**WORK TO COMPLETE**
Extract, from the listing that follows, each line containing the word "title".

[Dataset listings of figures]
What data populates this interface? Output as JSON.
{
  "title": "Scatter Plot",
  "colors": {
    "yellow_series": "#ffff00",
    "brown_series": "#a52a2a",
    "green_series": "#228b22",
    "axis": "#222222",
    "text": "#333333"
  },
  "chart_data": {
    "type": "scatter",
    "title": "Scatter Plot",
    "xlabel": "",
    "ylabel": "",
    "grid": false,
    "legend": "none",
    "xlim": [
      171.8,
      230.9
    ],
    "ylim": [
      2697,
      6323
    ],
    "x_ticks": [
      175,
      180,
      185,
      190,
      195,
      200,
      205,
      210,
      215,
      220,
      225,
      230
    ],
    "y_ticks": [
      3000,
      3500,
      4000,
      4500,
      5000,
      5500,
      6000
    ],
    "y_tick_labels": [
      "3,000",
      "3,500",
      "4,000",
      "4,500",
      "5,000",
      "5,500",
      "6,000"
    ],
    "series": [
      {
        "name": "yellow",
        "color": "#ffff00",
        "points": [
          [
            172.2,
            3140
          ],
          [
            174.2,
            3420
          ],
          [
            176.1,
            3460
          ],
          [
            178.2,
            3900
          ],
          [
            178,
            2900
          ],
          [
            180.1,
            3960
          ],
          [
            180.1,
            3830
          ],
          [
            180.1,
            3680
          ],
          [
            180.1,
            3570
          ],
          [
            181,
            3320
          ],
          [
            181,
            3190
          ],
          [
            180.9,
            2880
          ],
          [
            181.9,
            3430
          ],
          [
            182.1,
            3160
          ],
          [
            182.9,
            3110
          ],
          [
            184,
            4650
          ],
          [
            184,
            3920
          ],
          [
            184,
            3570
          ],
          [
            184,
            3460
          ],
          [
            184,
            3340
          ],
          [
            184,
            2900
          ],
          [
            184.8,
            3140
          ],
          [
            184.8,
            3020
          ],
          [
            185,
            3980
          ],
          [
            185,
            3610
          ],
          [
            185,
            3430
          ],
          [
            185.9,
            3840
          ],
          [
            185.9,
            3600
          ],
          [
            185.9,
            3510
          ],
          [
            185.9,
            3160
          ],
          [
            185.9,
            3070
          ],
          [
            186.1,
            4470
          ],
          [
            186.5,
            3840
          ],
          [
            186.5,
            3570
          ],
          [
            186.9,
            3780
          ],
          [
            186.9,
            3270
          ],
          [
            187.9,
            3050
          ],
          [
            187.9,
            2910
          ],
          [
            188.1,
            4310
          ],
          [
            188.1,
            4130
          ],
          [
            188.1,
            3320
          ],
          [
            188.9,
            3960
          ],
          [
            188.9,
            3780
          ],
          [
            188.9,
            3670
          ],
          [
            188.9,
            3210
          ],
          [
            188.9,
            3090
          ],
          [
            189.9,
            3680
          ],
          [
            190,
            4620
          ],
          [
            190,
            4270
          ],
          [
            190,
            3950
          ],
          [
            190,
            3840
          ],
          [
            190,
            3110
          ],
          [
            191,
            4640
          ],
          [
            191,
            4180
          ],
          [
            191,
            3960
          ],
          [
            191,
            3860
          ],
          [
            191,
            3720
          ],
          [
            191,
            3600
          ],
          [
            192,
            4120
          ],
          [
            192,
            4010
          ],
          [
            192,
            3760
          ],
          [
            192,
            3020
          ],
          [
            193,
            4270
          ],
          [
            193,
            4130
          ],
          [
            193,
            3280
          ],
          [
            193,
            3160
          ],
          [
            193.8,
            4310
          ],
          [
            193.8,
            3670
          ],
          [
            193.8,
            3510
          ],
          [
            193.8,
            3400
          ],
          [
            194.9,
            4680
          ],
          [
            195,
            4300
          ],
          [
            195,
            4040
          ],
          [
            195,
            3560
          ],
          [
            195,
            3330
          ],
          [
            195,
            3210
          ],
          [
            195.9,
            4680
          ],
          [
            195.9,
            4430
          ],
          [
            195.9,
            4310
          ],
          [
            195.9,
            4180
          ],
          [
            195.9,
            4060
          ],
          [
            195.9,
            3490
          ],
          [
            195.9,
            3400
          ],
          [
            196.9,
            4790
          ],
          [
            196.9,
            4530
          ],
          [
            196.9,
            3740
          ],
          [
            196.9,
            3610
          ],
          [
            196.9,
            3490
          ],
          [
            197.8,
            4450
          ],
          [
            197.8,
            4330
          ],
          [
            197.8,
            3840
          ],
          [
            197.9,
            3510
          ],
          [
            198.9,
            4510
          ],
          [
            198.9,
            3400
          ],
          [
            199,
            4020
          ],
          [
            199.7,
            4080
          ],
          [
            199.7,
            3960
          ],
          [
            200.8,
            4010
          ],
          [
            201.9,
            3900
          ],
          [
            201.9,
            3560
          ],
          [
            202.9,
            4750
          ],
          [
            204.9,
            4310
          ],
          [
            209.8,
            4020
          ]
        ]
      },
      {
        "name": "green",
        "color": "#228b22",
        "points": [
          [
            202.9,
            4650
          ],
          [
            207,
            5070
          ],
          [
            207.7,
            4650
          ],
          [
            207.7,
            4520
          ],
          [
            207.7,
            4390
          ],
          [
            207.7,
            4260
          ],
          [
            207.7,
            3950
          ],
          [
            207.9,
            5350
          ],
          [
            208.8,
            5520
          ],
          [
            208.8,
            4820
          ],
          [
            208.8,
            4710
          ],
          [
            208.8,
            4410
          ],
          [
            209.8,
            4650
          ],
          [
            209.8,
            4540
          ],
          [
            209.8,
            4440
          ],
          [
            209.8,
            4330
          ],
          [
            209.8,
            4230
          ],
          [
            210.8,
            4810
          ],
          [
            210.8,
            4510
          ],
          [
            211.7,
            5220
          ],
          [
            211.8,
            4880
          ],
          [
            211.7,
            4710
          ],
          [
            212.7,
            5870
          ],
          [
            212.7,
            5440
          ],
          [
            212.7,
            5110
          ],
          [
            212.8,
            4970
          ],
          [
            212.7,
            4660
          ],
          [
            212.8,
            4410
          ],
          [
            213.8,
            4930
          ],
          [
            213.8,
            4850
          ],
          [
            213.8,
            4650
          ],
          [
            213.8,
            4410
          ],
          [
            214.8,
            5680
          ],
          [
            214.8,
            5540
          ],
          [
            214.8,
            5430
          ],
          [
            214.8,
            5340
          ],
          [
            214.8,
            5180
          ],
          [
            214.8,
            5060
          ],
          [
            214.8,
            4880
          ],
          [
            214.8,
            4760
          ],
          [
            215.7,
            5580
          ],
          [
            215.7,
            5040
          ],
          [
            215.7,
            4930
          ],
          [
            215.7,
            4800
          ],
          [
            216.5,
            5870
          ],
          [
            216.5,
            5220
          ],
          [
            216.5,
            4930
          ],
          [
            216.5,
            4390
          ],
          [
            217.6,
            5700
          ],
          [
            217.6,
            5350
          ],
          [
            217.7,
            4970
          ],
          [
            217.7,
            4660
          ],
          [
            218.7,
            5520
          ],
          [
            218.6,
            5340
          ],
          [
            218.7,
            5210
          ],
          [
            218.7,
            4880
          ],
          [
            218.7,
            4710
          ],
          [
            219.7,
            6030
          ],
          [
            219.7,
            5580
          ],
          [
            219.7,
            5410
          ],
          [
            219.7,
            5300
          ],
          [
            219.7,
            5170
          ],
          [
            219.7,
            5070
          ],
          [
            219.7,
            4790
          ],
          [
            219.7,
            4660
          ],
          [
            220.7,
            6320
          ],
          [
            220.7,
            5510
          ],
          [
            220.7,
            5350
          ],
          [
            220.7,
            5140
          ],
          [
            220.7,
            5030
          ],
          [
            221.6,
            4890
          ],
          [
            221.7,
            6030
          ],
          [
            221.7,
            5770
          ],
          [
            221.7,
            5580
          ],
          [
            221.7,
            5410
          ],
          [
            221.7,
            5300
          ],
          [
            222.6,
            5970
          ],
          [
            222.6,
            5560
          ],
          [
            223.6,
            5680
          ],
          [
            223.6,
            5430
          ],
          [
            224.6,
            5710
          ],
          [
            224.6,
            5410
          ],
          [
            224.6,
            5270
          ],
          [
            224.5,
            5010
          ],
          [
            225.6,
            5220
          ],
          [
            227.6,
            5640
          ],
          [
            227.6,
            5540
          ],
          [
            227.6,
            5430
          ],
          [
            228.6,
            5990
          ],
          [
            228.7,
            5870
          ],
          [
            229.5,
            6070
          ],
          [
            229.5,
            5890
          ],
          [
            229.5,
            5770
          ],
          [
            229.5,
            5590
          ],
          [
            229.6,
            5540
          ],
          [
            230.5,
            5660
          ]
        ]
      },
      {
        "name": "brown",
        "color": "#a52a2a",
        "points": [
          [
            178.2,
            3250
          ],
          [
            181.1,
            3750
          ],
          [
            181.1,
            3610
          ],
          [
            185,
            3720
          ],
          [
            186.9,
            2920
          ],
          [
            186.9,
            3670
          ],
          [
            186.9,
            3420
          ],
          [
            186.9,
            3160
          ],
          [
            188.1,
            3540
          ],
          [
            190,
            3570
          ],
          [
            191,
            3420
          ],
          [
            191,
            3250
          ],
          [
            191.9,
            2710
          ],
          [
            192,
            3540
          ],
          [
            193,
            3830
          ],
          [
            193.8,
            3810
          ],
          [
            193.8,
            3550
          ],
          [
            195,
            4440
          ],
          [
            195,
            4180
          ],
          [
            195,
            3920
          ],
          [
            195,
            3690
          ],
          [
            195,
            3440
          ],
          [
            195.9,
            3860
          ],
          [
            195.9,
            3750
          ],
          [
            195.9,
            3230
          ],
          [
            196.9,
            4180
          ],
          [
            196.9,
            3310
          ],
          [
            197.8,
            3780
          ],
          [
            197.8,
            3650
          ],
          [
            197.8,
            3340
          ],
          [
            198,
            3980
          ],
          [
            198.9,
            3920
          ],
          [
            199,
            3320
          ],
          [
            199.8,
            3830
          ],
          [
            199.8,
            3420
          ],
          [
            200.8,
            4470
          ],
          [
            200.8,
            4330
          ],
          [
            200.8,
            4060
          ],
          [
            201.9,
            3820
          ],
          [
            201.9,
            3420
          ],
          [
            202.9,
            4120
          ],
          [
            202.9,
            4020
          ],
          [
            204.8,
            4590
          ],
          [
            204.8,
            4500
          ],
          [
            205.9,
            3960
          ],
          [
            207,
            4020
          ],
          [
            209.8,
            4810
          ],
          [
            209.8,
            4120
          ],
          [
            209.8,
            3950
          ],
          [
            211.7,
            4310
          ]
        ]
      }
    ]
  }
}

**RESPONSE TO THIS TASK**
  "title": "Scatter Plot",
    "title": "Scatter Plot",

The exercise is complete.